Task requirements >> State the count of lines below in which the word "فرمایا" appears, and add nothing.
+-------+
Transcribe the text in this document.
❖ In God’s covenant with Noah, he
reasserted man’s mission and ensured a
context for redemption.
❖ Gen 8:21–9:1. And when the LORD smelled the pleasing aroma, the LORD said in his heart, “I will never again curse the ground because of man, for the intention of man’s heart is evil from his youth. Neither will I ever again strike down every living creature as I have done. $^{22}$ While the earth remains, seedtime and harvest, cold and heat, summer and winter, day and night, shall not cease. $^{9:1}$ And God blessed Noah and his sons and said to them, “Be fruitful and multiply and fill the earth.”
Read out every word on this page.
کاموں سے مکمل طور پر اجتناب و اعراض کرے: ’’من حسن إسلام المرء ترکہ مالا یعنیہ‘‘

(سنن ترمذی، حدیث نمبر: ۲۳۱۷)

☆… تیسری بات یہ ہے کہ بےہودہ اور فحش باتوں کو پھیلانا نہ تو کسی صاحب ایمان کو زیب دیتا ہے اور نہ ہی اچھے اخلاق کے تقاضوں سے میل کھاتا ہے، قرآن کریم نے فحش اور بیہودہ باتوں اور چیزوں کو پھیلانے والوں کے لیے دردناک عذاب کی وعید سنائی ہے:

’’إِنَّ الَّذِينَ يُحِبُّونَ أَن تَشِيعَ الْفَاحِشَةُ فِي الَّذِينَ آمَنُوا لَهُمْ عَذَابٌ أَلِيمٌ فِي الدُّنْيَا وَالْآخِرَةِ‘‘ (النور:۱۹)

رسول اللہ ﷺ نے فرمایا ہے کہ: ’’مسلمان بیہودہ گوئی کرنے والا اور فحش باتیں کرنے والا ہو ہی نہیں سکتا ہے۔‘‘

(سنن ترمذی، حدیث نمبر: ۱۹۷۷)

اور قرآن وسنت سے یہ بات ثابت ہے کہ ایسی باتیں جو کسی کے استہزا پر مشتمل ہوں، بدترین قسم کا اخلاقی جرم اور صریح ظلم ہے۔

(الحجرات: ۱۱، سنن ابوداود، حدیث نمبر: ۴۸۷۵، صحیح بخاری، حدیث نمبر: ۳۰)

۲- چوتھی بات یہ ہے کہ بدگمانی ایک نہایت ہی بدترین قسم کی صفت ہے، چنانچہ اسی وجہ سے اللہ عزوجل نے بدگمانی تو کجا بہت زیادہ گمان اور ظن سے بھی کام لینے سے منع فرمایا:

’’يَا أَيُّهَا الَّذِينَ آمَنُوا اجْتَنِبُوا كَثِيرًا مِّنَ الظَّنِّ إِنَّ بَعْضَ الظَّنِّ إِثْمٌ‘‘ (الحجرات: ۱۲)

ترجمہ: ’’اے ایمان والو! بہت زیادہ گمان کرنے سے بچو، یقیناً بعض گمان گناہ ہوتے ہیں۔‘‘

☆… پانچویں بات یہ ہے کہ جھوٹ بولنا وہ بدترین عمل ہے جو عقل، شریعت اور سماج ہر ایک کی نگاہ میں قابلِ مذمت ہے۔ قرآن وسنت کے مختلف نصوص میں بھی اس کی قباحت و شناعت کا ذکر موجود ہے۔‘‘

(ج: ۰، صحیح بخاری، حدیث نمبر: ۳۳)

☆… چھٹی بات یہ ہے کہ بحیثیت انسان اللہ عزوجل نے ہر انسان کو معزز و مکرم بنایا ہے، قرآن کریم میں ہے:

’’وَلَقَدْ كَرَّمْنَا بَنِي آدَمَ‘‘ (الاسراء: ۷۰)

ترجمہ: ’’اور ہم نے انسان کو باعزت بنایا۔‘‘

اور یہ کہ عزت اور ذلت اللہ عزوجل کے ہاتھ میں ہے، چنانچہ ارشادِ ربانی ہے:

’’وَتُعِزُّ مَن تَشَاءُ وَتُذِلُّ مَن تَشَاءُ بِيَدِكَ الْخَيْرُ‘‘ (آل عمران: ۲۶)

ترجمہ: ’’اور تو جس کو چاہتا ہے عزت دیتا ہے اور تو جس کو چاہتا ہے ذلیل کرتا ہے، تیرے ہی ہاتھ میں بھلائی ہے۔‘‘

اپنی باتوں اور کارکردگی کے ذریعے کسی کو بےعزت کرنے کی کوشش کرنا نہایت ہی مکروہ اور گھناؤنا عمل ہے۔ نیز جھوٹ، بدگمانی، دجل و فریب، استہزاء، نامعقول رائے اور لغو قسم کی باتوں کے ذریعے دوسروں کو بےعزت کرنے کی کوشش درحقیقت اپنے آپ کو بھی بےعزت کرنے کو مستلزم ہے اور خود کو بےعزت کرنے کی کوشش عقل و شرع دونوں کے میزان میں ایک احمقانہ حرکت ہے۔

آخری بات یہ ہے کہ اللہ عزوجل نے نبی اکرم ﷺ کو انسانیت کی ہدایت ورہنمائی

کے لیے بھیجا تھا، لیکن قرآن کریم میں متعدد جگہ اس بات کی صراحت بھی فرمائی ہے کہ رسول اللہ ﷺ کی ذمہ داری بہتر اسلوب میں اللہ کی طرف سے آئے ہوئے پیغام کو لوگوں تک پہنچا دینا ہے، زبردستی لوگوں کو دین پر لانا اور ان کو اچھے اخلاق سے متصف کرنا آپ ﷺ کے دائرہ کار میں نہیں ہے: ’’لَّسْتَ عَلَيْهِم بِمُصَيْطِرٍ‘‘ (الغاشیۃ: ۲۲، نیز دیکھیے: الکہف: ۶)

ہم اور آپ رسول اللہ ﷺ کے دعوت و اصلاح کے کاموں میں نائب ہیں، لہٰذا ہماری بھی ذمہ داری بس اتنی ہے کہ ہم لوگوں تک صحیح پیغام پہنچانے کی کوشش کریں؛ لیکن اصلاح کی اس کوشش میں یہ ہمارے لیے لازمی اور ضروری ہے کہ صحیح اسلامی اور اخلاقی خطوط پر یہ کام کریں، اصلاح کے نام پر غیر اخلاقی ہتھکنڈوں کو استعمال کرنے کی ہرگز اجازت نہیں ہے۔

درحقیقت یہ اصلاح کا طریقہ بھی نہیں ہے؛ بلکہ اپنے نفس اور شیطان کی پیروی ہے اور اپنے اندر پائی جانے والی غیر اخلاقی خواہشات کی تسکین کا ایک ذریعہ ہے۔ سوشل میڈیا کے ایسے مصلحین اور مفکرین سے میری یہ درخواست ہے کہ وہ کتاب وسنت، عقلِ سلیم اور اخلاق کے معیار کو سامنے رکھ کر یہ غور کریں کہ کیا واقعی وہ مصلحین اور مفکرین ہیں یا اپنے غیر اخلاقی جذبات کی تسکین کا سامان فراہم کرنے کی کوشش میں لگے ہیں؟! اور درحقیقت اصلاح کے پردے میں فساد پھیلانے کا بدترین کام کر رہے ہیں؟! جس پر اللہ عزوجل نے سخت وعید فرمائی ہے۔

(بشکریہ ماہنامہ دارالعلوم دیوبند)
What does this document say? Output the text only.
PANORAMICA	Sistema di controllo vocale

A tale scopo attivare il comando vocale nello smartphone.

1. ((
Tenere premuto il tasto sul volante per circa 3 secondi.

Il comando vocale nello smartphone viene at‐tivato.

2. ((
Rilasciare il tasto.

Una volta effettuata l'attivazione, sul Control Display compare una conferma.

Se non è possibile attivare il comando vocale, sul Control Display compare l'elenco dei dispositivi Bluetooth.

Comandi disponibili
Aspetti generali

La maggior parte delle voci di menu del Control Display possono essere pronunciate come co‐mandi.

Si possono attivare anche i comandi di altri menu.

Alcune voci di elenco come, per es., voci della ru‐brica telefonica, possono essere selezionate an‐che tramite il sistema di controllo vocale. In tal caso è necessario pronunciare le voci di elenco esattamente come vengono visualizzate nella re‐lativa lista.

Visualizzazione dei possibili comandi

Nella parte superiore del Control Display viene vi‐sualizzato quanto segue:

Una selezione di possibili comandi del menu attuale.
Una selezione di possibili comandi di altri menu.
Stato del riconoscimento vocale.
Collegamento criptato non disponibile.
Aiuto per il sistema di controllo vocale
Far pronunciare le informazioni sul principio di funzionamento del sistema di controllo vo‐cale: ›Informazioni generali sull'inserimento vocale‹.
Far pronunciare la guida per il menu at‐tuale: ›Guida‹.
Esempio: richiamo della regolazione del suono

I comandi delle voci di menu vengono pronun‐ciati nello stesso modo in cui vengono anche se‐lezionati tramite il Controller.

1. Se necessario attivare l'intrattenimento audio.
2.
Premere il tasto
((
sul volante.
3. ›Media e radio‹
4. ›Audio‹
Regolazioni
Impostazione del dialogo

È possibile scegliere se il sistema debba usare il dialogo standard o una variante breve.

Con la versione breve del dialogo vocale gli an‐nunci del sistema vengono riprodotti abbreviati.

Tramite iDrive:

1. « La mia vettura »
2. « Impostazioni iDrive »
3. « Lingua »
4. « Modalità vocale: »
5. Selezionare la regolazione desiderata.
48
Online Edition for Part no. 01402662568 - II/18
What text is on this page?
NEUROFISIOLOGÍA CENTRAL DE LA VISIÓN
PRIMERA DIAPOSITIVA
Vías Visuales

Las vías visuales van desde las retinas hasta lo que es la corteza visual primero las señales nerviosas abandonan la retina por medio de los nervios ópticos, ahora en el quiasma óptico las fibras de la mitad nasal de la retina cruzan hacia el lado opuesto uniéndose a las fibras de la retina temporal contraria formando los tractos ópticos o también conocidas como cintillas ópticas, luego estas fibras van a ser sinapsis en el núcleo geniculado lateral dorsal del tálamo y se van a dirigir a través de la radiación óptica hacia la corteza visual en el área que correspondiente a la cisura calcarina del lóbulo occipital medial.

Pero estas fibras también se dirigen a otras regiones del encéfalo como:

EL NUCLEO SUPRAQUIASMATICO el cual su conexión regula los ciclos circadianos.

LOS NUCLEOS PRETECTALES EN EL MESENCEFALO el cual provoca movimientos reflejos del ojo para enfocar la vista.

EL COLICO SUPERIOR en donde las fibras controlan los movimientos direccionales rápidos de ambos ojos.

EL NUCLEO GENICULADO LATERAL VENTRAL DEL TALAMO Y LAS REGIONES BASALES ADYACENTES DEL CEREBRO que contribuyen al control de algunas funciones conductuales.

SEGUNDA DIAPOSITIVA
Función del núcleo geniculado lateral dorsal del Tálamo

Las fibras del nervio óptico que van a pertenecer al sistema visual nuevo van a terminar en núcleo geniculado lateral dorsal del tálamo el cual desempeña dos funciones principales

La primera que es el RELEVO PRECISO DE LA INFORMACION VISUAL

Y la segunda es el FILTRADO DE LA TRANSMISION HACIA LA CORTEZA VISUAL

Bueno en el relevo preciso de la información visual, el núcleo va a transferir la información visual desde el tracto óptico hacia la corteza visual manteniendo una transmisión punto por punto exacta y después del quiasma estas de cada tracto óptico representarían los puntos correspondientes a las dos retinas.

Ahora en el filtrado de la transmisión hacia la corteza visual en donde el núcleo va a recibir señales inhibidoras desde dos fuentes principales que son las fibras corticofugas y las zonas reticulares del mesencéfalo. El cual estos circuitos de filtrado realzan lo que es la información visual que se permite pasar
+-------+
In response >> 2